= What is required =
Exactly the lines from the line that has "Transcribe the text in this document." through the final line below are to be retyped, and the pictures are not.

**** Data supplied

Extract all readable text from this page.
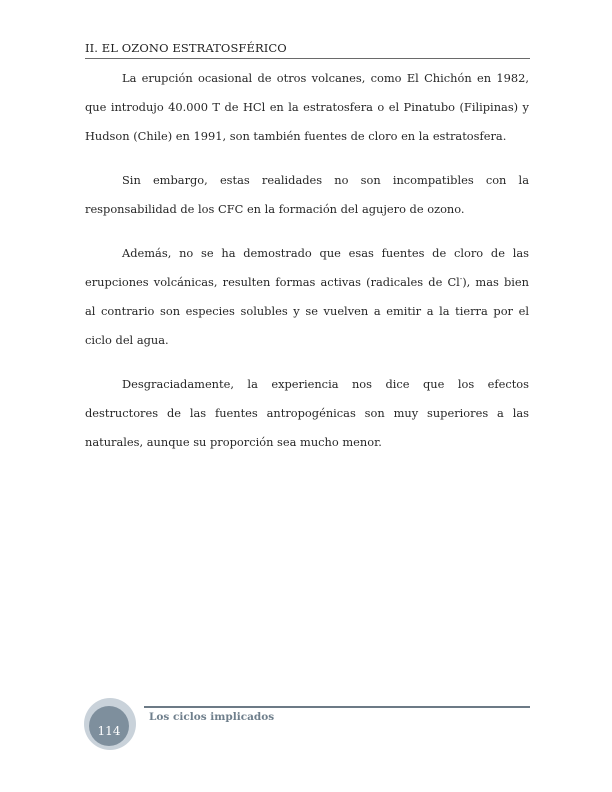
II. EL OZONO ESTRATOSFÉRICO

La erupción ocasional de otros volcanes, como El Chichón en 1982, que introdujo 40.000 T de HCl en la estratosfera o el Pinatubo (Filipinas) y Hudson (Chile) en 1991, son también fuentes de cloro en la estratosfera.

Sin embargo, estas realidades no son incompatibles con la responsabilidad de los CFC en la formación del agujero de ozono.

Además, no se ha demostrado que esas fuentes de cloro de las erupciones volcánicas, resulten formas activas (radicales de Cl-), mas bien al contrario son especies solubles y se vuelven a emitir a la tierra por el ciclo del agua.

Desgraciadamente, la experiencia nos dice que los efectos destructores de las fuentes antropogénicas son muy superiores a las naturales, aunque su proporción sea mucho menor.

Los ciclos implicados
114
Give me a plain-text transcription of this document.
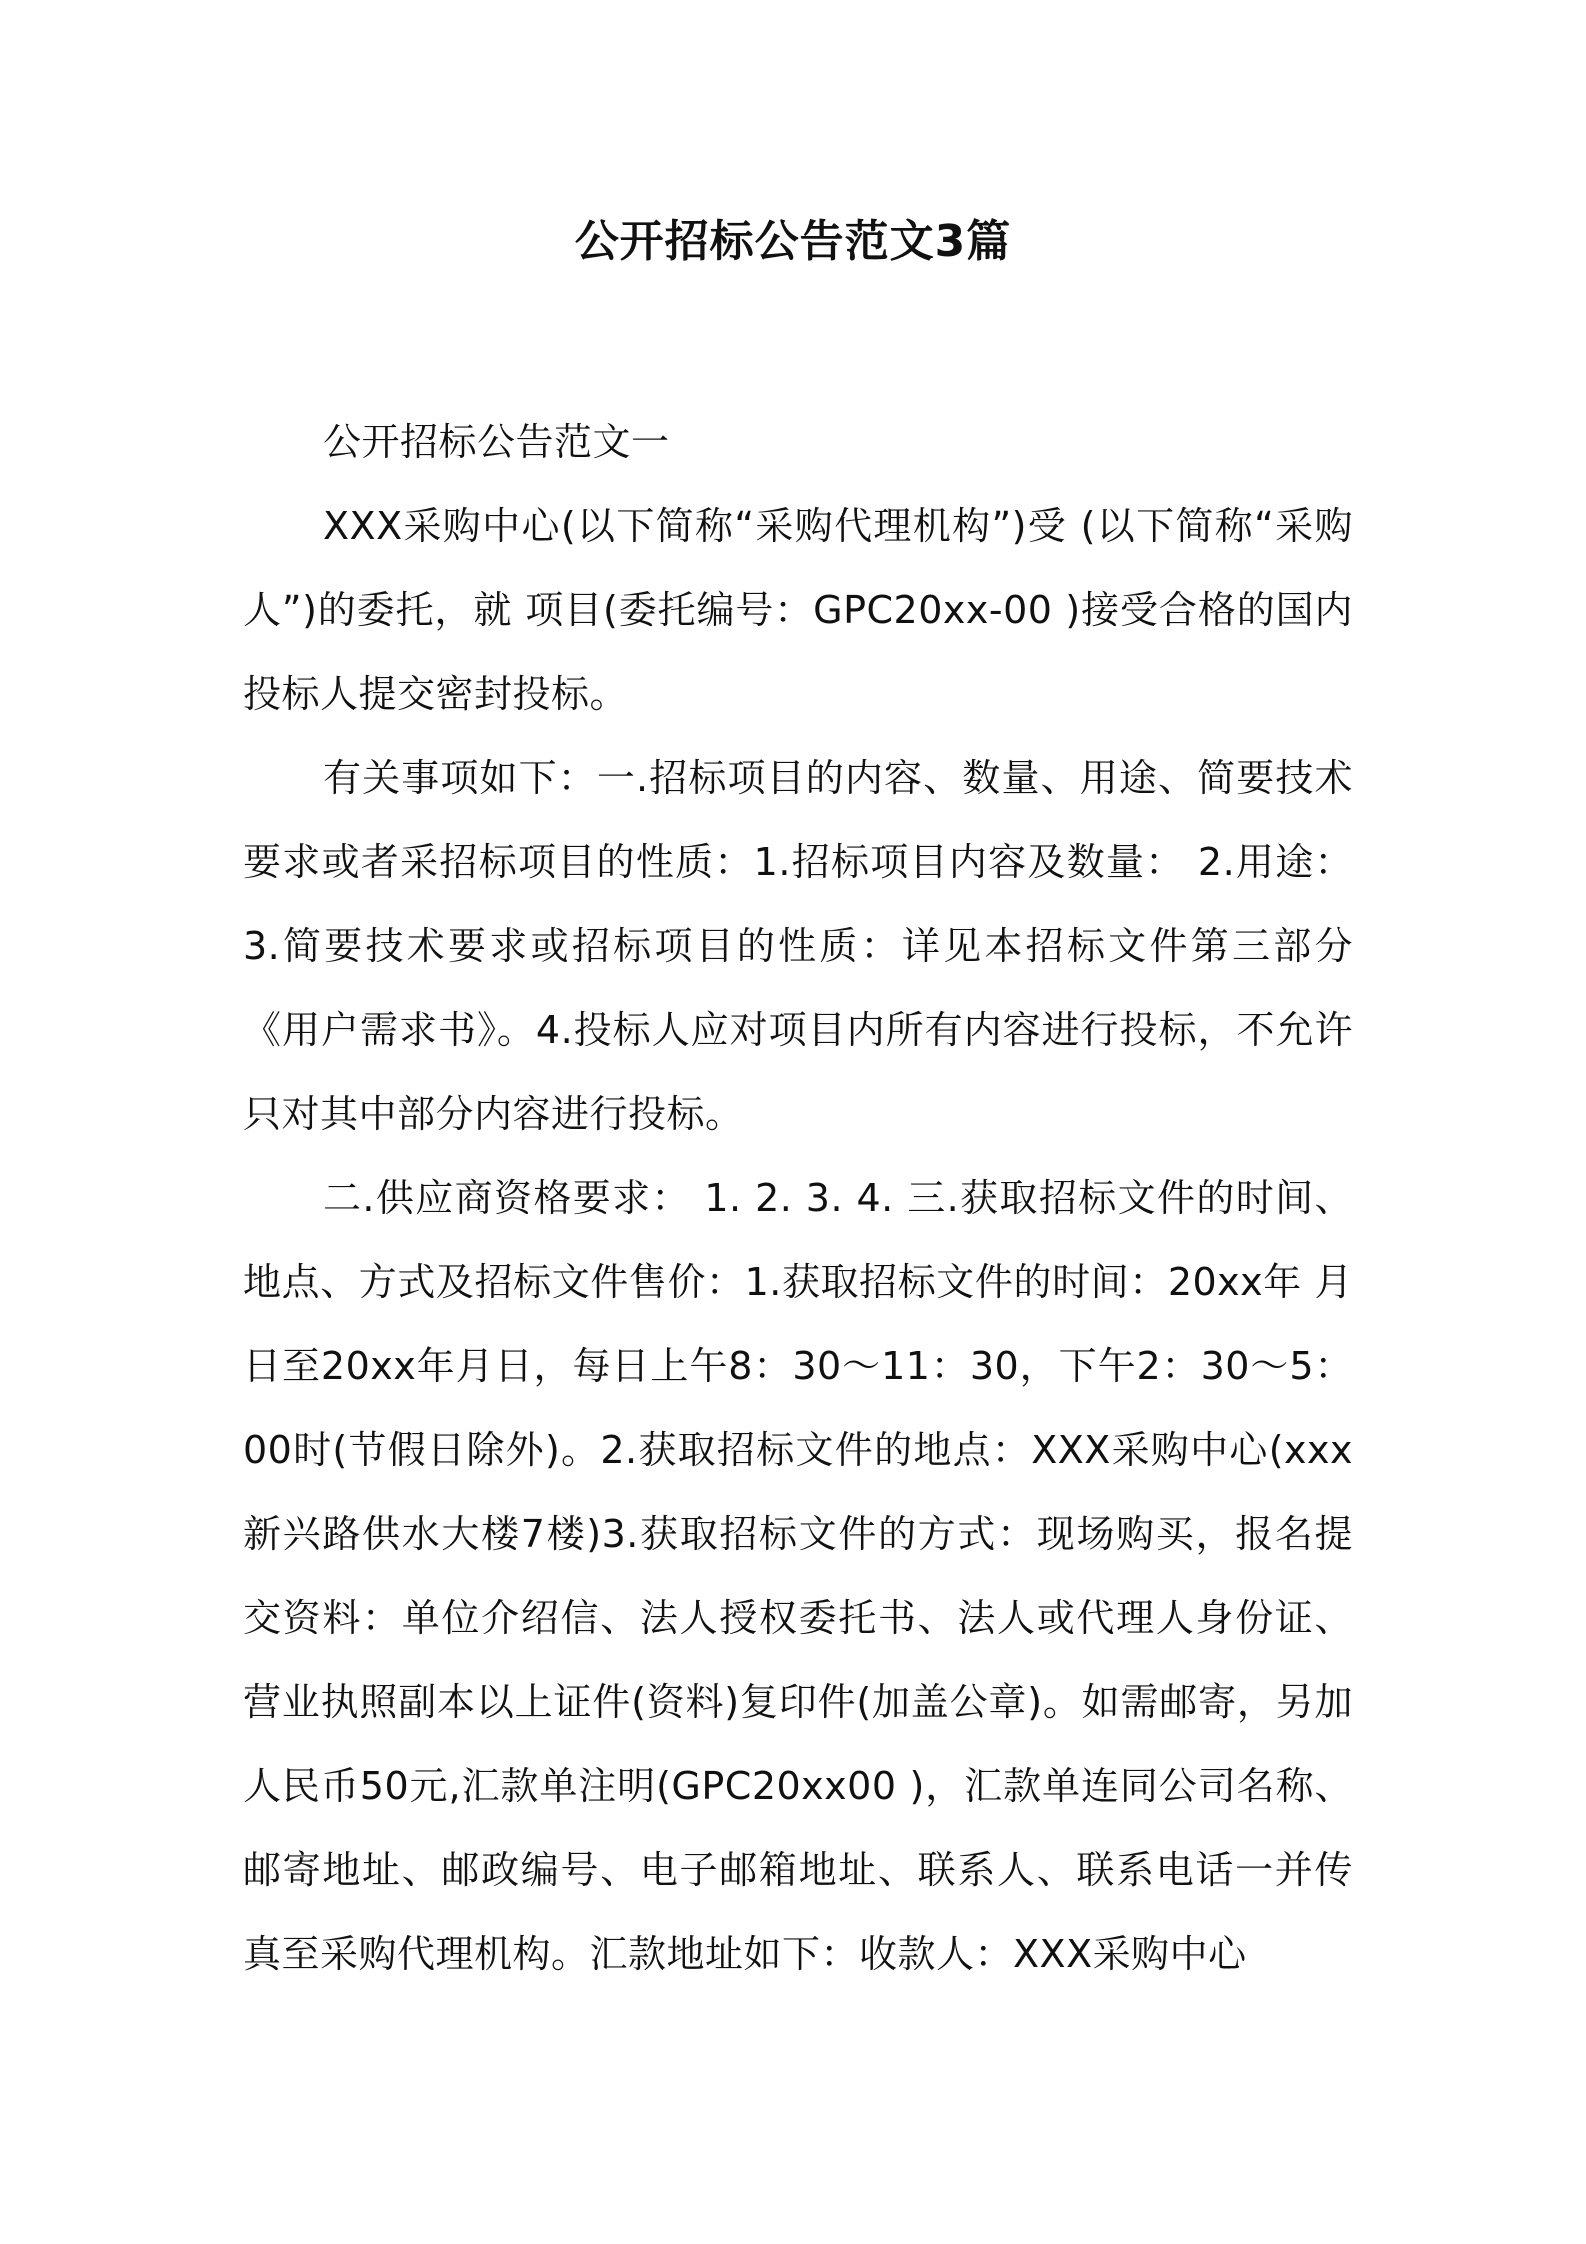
公开招标公告范文3篇

公开招标公告范文一

XXX采购中心(以下简称“采购代理机构”)受 (以下简称“采购人”)的委托，就 项目(委托编号：GPC20xx-00 )接受合格的国内投标人提交密封投标。

有关事项如下：一.招标项目的内容、数量、用途、简要技术要求或者采招标项目的性质：1.招标项目内容及数量： 2.用途： 3.简要技术要求或招标项目的性质：详见本招标文件第三部分《用户需求书》。4.投标人应对项目内所有内容进行投标，不允许只对其中部分内容进行投标。

二.供应商资格要求： 1. 2. 3. 4. 三.获取招标文件的时间、地点、方式及招标文件售价：1.获取招标文件的时间：20xx年 月日至20xx年月日，每日上午8：30～11：30，下午2：30～5：00时(节假日除外)。2.获取招标文件的地点：XXX采购中心(xxx新兴路供水大楼7楼)3.获取招标文件的方式：现场购买，报名提交资料：单位介绍信、法人授权委托书、法人或代理人身份证、营业执照副本以上证件(资料)复印件(加盖公章)。如需邮寄，另加人民币50元,汇款单注明(GPC20xx00 )，汇款单连同公司名称、邮寄地址、邮政编号、电子邮箱地址、联系人、联系电话一并传真至采购代理机构。汇款地址如下：收款人：XXX采购中心
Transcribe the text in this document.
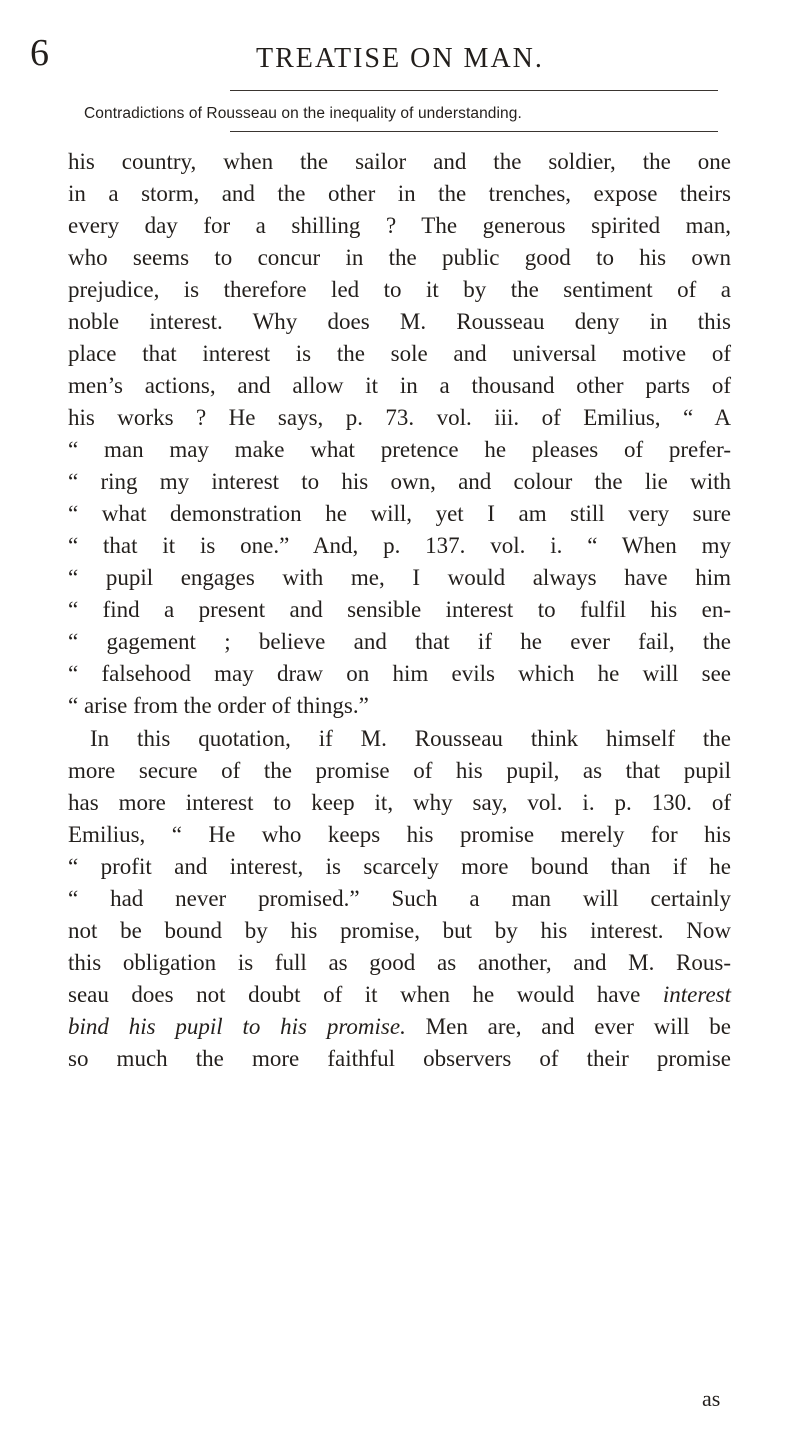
6	TREATISE ON MAN.
Contradictions of Rousseau on the inequality of understanding.
his country, when the sailor and the soldier, the one
in a storm, and the other in the trenches, expose theirs
every day for a shilling ? The generous spirited man,
who seems to concur in the public good to his own
prejudice, is therefore led to it by the sentiment of a
noble interest. Why does M. Rousseau deny in this
place that interest is the sole and universal motive of
men’s actions, and allow it in a thousand other parts of
his works ? He says, p. 73. vol. iii. of Emilius, “ A
“ man may make what pretence he pleases of prefer-
“ ring my interest to his own, and colour the lie with
“ what demonstration he will, yet I am still very sure
“ that it is one.” And, p. 137. vol. i. “ When my
“ pupil engages with me, I would always have him
“ find a present and sensible interest to fulfil his en-
“ gagement ; believe and that if he ever fail, the
“ falsehood may draw on him evils which he will see
“ arise from the order of things.”
In this quotation, if M. Rousseau think himself the
more secure of the promise of his pupil, as that pupil
has more interest to keep it, why say, vol. i. p. 130. of
Emilius, “ He who keeps his promise merely for his
“ profit and interest, is scarcely more bound than if he
“ had never promised.” Such a man will certainly
not be bound by his promise, but by his interest. Now
this obligation is full as good as another, and M. Rous-
seau does not doubt of it when he would have interest
bind his pupil to his promise. Men are, and ever will be
so much the more faithful observers of their promise
as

********

= Answer =
Transcribe the text in this document.
6	TREATISE ON MAN.
Contradictions of Rousseau on the inequality of understanding.
his country, when the sailor and the soldier, the one
in a storm, and the other in the trenches, expose theirs
every day for a shilling ? The generous spirited man,
who seems to concur in the public good to his own
prejudice, is therefore led to it by the sentiment of a
noble interest. Why does M. Rousseau deny in this
place that interest is the sole and universal motive of
men’s actions, and allow it in a thousand other parts of
his works ? He says, p. 73. vol. iii. of Emilius, “ A
“ man may make what pretence he pleases of prefer-
“ ring my interest to his own, and colour the lie with
“ what demonstration he will, yet I am still very sure
“ that it is one.” And, p. 137. vol. i. “ When my
“ pupil engages with me, I would always have him
“ find a present and sensible interest to fulfil his en-
“ gagement ; believe and that if he ever fail, the
“ falsehood may draw on him evils which he will see
“ arise from the order of things.”
In this quotation, if M. Rousseau think himself the
more secure of the promise of his pupil, as that pupil
has more interest to keep it, why say, vol. i. p. 130. of
Emilius, “ He who keeps his promise merely for his
“ profit and interest, is scarcely more bound than if he
“ had never promised.” Such a man will certainly
not be bound by his promise, but by his interest. Now
this obligation is full as good as another, and M. Rous-
seau does not doubt of it when he would have interest
bind his pupil to his promise. Men are, and ever will be
so much the more faithful observers of their promise
as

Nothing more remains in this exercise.